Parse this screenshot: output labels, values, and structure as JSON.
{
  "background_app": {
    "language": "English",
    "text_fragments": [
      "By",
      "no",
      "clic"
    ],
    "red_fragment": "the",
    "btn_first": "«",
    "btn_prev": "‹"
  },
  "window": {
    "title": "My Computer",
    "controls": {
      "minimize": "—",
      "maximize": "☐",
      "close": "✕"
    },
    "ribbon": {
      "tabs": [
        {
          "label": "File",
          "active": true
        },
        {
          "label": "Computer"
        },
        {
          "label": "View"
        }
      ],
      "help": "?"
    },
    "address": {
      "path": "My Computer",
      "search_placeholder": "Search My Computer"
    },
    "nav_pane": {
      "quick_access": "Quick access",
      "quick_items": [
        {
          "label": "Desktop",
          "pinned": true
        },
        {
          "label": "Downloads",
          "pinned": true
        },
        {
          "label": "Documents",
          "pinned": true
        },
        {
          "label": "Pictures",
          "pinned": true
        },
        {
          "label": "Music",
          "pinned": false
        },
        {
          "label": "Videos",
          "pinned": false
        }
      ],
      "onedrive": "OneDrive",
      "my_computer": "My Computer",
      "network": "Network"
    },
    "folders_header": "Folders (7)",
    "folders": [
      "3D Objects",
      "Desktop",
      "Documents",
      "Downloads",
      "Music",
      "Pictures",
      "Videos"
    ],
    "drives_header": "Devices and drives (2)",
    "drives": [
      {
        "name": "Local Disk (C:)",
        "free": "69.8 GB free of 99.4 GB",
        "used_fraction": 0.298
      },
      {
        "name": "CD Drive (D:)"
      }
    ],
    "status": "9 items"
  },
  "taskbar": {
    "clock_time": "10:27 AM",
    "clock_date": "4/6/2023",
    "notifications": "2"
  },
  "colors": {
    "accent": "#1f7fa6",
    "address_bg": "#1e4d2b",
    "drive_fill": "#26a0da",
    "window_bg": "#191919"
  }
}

Stated problem -
Print the records above in full, exactly.

Result -
Parse this screenshot: output labels, values, and structure as JSON.
{
  "background_app": {
    "language": "English",
    "text_fragments": [
      "By",
      "no",
      "clic"
    ],
    "red_fragment": "the",
    "btn_first": "«",
    "btn_prev": "‹"
  },
  "window": {
    "title": "My Computer",
    "controls": {
      "minimize": "—",
      "maximize": "☐",
      "close": "✕"
    },
    "ribbon": {
      "tabs": [
        {
          "label": "File",
          "active": true
        },
        {
          "label": "Computer"
        },
        {
          "label": "View"
        }
      ],
      "help": "?"
    },
    "address": {
      "path": "My Computer",
      "search_placeholder": "Search My Computer"
    },
    "nav_pane": {
      "quick_access": "Quick access",
      "quick_items": [
        {
          "label": "Desktop",
          "pinned": true
        },
        {
          "label": "Downloads",
          "pinned": true
        },
        {
          "label": "Documents",
          "pinned": true
        },
        {
          "label": "Pictures",
          "pinned": true
        },
        {
          "label": "Music",
          "pinned": false
        },
        {
          "label": "Videos",
          "pinned": false
        }
      ],
      "onedrive": "OneDrive",
      "my_computer": "My Computer",
      "network": "Network"
    },
    "folders_header": "Folders (7)",
    "folders": [
      "3D Objects",
      "Desktop",
      "Documents",
      "Downloads",
      "Music",
      "Pictures",
      "Videos"
    ],
    "drives_header": "Devices and drives (2)",
    "drives": [
      {
        "name": "Local Disk (C:)",
        "free": "69.8 GB free of 99.4 GB",
        "used_fraction": 0.298
      },
      {
        "name": "CD Drive (D:)"
      }
    ],
    "status": "9 items"
  },
  "taskbar": {
    "clock_time": "10:27 AM",
    "clock_date": "4/6/2023",
    "notifications": "2"
  },
  "colors": {
    "accent": "#1f7fa6",
    "address_bg": "#1e4d2b",
    "drive_fill": "#26a0da",
    "window_bg": "#191919"
  }
}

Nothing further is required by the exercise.